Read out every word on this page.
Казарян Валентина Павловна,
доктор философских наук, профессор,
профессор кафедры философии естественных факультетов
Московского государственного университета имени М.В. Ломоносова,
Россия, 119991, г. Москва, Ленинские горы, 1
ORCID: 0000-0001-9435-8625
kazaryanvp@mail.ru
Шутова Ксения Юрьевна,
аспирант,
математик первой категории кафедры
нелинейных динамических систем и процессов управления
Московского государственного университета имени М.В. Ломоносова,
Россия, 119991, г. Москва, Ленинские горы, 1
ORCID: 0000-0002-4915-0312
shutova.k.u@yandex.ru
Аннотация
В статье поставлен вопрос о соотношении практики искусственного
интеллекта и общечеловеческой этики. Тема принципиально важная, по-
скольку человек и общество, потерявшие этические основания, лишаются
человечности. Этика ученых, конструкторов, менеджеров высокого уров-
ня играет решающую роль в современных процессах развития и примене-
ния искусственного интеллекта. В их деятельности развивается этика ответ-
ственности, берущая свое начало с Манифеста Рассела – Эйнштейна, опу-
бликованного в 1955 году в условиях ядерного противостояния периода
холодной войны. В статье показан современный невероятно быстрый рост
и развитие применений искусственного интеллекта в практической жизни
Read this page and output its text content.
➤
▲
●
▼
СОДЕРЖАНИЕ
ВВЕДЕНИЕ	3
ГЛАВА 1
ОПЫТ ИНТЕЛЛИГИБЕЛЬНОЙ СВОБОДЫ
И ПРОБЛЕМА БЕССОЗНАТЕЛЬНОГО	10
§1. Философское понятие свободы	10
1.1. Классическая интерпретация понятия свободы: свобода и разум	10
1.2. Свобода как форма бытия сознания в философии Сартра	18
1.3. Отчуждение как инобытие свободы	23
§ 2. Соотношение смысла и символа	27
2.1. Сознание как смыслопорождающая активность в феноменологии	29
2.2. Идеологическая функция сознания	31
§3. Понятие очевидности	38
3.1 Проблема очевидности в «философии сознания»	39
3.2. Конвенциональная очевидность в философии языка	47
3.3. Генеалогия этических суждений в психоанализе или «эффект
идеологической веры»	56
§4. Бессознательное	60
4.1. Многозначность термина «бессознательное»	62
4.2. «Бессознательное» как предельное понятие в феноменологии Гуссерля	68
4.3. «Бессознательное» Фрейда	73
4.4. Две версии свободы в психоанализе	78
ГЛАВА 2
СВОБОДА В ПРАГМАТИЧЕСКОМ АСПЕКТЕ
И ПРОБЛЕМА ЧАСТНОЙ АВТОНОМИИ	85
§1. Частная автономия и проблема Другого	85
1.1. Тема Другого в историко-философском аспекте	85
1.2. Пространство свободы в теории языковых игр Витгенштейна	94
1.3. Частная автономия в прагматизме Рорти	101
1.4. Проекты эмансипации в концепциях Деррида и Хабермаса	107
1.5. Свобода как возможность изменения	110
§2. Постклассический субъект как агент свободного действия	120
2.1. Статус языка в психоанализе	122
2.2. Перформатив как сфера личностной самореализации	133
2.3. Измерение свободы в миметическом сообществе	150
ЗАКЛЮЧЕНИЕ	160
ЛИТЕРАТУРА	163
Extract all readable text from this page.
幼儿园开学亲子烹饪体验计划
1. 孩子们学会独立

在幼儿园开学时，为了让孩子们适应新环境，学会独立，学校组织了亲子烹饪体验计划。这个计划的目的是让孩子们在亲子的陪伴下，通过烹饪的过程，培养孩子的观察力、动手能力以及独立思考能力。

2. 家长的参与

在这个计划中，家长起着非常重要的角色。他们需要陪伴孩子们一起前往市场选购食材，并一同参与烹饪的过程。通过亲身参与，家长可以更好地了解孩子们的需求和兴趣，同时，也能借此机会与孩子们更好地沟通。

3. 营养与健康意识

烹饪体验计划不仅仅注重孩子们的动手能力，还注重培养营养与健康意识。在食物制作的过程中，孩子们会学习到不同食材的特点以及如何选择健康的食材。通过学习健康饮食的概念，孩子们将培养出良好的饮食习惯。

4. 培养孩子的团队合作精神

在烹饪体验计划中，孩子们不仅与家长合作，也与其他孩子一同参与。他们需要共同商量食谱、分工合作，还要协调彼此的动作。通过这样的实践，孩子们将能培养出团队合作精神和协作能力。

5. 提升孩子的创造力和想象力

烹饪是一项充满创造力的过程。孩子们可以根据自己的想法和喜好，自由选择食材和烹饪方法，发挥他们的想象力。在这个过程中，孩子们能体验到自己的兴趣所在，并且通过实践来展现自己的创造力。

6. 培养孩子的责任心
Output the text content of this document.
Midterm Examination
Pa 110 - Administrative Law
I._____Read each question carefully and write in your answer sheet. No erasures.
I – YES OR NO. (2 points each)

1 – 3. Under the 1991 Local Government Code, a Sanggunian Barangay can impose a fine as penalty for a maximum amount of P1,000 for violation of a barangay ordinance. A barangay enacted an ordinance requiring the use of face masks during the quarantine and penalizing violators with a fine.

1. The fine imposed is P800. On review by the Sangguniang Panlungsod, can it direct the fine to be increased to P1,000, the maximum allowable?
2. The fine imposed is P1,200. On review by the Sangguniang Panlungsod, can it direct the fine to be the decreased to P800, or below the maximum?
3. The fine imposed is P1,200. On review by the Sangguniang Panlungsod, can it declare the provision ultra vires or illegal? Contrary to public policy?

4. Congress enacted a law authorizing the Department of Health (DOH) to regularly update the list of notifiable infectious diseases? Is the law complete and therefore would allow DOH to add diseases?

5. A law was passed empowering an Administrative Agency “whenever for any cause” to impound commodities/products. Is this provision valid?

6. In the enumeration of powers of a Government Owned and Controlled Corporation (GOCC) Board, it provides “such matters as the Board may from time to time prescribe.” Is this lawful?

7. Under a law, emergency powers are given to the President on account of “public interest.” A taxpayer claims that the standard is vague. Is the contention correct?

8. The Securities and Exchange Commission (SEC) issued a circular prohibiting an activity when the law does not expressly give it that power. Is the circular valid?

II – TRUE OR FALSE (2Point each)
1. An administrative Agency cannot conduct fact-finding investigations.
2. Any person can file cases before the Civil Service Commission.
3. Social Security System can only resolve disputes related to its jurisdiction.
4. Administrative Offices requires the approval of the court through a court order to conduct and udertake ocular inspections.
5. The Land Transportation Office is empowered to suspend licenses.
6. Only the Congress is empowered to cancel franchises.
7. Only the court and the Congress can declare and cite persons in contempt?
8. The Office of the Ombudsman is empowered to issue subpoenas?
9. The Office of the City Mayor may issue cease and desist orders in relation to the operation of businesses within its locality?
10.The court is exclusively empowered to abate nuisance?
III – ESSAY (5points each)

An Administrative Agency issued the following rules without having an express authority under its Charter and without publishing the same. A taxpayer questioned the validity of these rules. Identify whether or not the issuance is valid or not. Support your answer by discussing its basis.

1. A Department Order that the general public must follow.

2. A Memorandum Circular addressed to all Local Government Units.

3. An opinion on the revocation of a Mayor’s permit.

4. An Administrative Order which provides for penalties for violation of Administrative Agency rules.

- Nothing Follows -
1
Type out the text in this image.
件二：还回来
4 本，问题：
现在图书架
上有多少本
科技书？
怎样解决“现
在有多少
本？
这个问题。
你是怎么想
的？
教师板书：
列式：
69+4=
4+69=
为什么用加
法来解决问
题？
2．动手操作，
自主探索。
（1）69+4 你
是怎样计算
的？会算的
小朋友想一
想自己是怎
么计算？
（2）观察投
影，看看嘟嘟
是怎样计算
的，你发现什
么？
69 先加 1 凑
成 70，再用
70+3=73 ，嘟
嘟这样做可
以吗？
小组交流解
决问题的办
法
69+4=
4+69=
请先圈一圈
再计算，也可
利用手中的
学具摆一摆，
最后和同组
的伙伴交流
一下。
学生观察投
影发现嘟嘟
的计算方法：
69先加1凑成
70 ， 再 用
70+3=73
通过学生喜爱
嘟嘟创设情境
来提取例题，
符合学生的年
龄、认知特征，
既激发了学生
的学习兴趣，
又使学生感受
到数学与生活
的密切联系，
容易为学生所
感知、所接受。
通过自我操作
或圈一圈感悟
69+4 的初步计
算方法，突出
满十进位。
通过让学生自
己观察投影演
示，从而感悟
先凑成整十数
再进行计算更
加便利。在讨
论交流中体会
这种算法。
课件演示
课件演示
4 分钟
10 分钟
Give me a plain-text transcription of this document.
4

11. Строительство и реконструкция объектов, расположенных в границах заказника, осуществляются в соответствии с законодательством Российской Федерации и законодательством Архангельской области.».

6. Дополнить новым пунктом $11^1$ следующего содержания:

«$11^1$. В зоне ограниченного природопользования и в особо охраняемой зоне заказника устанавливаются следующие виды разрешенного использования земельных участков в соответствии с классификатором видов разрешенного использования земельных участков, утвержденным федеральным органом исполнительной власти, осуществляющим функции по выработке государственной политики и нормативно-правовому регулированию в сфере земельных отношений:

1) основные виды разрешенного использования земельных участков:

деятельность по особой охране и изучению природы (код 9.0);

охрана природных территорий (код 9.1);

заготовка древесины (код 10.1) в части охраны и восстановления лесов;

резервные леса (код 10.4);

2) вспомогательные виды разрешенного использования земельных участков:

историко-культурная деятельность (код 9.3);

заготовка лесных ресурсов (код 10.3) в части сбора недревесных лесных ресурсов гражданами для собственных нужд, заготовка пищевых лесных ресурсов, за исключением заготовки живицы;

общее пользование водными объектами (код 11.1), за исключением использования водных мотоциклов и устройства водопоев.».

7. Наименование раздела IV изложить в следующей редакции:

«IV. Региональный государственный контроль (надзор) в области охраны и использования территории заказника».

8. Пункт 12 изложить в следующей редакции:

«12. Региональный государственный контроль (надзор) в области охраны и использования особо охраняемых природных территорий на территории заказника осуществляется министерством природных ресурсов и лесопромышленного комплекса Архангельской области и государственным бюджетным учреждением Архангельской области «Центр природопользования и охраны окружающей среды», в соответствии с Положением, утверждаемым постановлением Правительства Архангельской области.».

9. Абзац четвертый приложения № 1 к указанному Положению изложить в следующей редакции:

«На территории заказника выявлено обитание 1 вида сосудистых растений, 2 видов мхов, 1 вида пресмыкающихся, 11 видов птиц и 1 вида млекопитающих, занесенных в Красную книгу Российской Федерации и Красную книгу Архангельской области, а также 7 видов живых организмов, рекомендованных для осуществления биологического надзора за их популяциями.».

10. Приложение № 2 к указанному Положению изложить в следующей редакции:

### GIVEN EXERCISE
State the number of lines in these entries that include the string "историко". Provide nothing beyond that number.

### ANSWER TO THIS PROBLEM
2